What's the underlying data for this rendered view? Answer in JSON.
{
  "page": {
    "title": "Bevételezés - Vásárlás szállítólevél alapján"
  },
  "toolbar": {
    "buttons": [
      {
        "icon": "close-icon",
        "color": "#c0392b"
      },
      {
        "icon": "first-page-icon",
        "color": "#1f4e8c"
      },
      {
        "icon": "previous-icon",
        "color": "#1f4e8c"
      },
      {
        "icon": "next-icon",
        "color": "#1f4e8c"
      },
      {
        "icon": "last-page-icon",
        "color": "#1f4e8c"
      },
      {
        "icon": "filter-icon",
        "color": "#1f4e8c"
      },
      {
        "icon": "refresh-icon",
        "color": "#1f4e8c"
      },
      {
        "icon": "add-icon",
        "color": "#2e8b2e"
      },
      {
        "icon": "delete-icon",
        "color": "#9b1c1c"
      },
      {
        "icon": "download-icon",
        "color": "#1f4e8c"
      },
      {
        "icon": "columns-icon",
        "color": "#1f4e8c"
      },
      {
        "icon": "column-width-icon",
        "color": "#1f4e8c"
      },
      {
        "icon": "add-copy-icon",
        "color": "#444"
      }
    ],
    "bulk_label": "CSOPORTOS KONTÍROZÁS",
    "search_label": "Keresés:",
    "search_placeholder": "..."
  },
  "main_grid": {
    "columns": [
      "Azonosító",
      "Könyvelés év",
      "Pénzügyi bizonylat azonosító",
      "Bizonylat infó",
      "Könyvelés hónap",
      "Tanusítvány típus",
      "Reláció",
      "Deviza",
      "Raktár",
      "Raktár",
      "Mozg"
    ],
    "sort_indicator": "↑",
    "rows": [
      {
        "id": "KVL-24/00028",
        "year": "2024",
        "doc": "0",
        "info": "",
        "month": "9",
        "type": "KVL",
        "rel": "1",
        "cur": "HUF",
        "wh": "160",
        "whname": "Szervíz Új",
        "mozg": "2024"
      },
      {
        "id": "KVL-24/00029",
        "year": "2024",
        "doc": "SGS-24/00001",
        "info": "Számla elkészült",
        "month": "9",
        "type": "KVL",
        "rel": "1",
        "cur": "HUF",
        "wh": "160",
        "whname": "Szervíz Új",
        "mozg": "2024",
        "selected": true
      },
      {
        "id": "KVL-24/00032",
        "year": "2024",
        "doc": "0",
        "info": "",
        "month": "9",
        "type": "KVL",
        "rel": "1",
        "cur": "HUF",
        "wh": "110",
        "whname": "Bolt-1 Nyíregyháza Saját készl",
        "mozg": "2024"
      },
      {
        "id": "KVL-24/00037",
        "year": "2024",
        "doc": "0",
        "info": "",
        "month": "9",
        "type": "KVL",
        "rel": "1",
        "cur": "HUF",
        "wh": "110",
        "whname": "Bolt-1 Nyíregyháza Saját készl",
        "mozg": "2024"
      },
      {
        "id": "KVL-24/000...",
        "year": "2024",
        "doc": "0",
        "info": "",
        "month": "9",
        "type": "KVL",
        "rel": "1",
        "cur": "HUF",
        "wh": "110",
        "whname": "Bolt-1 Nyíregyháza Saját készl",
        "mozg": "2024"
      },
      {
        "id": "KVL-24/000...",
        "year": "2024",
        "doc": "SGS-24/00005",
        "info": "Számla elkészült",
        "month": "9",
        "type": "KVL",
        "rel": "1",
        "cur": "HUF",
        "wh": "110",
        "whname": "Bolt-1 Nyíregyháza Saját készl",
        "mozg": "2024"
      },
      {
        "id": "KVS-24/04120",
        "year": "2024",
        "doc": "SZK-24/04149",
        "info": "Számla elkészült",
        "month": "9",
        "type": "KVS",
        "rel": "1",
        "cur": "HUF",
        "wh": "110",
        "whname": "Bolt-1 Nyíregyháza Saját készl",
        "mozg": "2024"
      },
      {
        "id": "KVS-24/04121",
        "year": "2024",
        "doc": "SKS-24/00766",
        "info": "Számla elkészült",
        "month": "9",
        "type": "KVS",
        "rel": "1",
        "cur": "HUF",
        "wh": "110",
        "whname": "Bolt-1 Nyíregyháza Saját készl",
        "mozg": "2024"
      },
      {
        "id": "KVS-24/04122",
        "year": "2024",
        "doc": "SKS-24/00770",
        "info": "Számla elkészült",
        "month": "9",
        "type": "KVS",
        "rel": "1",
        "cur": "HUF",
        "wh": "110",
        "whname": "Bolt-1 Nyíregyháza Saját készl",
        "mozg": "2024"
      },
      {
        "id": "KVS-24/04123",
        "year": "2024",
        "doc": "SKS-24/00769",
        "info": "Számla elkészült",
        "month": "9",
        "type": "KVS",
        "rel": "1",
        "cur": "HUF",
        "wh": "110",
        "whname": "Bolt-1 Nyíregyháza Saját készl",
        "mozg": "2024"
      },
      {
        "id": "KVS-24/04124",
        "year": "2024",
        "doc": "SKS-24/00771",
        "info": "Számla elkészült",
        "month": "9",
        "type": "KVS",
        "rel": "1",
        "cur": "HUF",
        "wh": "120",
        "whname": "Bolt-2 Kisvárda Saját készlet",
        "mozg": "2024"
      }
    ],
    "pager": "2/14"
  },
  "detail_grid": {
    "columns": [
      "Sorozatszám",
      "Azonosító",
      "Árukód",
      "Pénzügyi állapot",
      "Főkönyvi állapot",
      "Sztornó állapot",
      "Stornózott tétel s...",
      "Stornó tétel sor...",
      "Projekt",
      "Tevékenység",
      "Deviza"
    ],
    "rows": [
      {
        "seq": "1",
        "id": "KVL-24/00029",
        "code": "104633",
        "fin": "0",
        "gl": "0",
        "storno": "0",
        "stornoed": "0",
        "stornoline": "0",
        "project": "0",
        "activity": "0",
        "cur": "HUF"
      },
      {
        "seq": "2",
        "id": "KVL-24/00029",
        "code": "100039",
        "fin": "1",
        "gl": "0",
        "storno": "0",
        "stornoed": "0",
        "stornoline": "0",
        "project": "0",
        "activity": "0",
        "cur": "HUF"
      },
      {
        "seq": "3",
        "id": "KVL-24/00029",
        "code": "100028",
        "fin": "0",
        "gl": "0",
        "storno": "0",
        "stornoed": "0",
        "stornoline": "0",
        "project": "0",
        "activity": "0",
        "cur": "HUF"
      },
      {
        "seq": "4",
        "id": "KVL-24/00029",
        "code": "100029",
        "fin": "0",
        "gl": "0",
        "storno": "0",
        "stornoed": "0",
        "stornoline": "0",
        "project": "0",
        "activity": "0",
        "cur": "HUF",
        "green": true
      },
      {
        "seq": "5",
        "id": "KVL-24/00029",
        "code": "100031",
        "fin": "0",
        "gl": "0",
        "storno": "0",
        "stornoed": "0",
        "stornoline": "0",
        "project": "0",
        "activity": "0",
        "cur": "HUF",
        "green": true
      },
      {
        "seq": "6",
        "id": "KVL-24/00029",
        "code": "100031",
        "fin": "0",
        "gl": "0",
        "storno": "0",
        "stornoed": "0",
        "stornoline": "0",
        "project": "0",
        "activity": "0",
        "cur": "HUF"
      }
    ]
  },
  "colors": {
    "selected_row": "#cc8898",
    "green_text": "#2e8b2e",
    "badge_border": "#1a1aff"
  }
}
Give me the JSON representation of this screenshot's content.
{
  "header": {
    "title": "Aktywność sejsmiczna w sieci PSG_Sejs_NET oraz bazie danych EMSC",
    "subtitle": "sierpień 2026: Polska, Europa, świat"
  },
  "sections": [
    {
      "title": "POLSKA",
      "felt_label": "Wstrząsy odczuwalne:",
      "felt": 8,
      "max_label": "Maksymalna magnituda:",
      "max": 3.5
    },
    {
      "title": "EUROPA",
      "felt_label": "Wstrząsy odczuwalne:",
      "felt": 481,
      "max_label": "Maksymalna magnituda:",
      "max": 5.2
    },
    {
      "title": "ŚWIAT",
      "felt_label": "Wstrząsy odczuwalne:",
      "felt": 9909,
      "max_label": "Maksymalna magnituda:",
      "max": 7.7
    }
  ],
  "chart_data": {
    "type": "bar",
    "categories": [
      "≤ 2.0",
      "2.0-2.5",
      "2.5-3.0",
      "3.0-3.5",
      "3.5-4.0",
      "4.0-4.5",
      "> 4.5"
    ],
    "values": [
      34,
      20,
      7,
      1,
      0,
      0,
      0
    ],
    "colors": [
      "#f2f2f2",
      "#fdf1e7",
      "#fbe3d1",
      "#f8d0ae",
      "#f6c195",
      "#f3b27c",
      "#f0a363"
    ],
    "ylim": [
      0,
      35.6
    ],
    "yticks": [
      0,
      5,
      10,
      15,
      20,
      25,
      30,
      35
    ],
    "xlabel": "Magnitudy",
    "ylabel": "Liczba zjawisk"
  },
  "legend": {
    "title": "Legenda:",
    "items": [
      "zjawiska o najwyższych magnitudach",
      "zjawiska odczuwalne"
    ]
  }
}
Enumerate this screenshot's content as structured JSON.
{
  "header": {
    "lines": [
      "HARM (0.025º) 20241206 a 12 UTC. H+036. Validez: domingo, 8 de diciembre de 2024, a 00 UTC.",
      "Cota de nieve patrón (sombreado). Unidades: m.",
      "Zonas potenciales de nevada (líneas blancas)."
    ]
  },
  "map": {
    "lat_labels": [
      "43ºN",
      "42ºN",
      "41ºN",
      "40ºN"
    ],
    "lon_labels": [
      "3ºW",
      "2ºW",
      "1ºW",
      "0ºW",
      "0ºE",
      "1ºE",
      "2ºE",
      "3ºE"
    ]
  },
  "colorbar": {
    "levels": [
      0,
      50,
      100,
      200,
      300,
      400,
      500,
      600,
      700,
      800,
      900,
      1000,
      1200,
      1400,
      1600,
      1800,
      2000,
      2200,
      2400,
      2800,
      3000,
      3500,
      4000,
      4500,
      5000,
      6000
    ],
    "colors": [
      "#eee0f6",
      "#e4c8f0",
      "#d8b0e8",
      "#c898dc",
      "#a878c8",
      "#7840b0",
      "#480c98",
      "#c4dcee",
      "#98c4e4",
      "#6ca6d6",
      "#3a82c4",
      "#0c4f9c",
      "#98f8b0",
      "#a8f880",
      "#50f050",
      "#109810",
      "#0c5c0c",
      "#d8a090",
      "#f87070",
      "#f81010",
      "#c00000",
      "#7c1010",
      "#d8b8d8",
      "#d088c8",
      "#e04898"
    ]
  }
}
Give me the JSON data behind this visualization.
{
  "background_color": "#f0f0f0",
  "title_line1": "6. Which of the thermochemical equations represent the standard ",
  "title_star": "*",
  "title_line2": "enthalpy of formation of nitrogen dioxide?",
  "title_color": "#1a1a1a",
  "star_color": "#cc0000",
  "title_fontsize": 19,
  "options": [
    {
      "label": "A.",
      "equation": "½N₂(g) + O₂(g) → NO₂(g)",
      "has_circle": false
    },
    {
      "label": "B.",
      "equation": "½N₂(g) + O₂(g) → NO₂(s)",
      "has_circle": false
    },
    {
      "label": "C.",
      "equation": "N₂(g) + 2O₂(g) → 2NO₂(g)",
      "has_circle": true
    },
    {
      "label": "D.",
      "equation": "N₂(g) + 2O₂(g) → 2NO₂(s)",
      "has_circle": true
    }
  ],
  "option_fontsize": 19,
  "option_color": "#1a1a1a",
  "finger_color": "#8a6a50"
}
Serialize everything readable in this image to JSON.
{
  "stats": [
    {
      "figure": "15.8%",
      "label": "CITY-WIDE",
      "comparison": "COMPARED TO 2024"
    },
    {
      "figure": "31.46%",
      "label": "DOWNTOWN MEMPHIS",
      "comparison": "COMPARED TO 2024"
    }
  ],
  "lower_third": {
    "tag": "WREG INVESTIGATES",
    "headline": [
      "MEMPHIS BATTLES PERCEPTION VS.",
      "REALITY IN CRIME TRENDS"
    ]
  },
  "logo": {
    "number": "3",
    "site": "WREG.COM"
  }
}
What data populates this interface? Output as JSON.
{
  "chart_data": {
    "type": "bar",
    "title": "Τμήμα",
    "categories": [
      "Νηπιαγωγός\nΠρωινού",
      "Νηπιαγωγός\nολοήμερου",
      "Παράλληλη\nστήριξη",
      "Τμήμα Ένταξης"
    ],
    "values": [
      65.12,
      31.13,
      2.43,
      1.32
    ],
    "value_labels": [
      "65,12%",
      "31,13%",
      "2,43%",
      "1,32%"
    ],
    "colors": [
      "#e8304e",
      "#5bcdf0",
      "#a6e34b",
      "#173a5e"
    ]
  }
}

■ ■ ■

▶ [THE EXERCISE]:
What needs duplicating is the run of lines from the one containing "What data populates" through the last line of the entries above, exact and complete.

▶ [EXERCISE RESULT]:
What data populates this interface? Output as JSON.
{
  "chart_data": {
    "type": "bar",
    "title": "Τμήμα",
    "categories": [
      "Νηπιαγωγός\nΠρωινού",
      "Νηπιαγωγός\nολοήμερου",
      "Παράλληλη\nστήριξη",
      "Τμήμα Ένταξης"
    ],
    "values": [
      65.12,
      31.13,
      2.43,
      1.32
    ],
    "value_labels": [
      "65,12%",
      "31,13%",
      "2,43%",
      "1,32%"
    ],
    "colors": [
      "#e8304e",
      "#5bcdf0",
      "#a6e34b",
      "#173a5e"
    ]
  }
}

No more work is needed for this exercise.